### Requirement:
Render the following material again verbatim, leaving nothing out.

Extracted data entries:

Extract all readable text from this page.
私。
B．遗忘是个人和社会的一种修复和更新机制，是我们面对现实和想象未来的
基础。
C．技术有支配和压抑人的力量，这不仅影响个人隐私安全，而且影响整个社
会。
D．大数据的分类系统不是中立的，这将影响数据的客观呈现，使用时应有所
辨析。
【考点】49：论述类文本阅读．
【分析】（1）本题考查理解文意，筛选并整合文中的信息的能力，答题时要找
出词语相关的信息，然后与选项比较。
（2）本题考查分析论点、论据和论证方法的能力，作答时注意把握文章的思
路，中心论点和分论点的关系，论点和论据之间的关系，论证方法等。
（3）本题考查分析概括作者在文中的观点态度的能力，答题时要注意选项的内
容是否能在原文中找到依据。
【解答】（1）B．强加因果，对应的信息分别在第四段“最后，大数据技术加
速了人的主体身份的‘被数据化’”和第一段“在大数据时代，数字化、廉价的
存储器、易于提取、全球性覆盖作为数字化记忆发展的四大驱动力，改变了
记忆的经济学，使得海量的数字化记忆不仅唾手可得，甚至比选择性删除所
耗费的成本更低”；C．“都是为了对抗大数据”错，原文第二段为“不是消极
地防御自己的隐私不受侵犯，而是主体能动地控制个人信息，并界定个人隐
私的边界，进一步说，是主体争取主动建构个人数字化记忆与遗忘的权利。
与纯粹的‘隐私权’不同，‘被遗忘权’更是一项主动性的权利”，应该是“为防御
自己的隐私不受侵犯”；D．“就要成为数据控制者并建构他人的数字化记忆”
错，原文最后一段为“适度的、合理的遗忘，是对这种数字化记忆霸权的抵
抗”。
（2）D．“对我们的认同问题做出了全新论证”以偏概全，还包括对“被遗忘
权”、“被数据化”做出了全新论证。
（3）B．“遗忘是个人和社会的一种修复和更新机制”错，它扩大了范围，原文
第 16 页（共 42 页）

### Output of the task:
Extract all readable text from this page.
私。
B．遗忘是个人和社会的一种修复和更新机制，是我们面对现实和想象未来的
基础。
C．技术有支配和压抑人的力量，这不仅影响个人隐私安全，而且影响整个社
会。
D．大数据的分类系统不是中立的，这将影响数据的客观呈现，使用时应有所
辨析。
【考点】49：论述类文本阅读．
【分析】（1）本题考查理解文意，筛选并整合文中的信息的能力，答题时要找
出词语相关的信息，然后与选项比较。
（2）本题考查分析论点、论据和论证方法的能力，作答时注意把握文章的思
路，中心论点和分论点的关系，论点和论据之间的关系，论证方法等。
（3）本题考查分析概括作者在文中的观点态度的能力，答题时要注意选项的内
容是否能在原文中找到依据。
【解答】（1）B．强加因果，对应的信息分别在第四段“最后，大数据技术加
速了人的主体身份的‘被数据化’”和第一段“在大数据时代，数字化、廉价的
存储器、易于提取、全球性覆盖作为数字化记忆发展的四大驱动力，改变了
记忆的经济学，使得海量的数字化记忆不仅唾手可得，甚至比选择性删除所
耗费的成本更低”；C．“都是为了对抗大数据”错，原文第二段为“不是消极
地防御自己的隐私不受侵犯，而是主体能动地控制个人信息，并界定个人隐
私的边界，进一步说，是主体争取主动建构个人数字化记忆与遗忘的权利。
与纯粹的‘隐私权’不同，‘被遗忘权’更是一项主动性的权利”，应该是“为防御
自己的隐私不受侵犯”；D．“就要成为数据控制者并建构他人的数字化记忆”
错，原文最后一段为“适度的、合理的遗忘，是对这种数字化记忆霸权的抵
抗”。
（2）D．“对我们的认同问题做出了全新论证”以偏概全，还包括对“被遗忘
权”、“被数据化”做出了全新论证。
（3）B．“遗忘是个人和社会的一种修复和更新机制”错，它扩大了范围，原文
第 16 页（共 42 页）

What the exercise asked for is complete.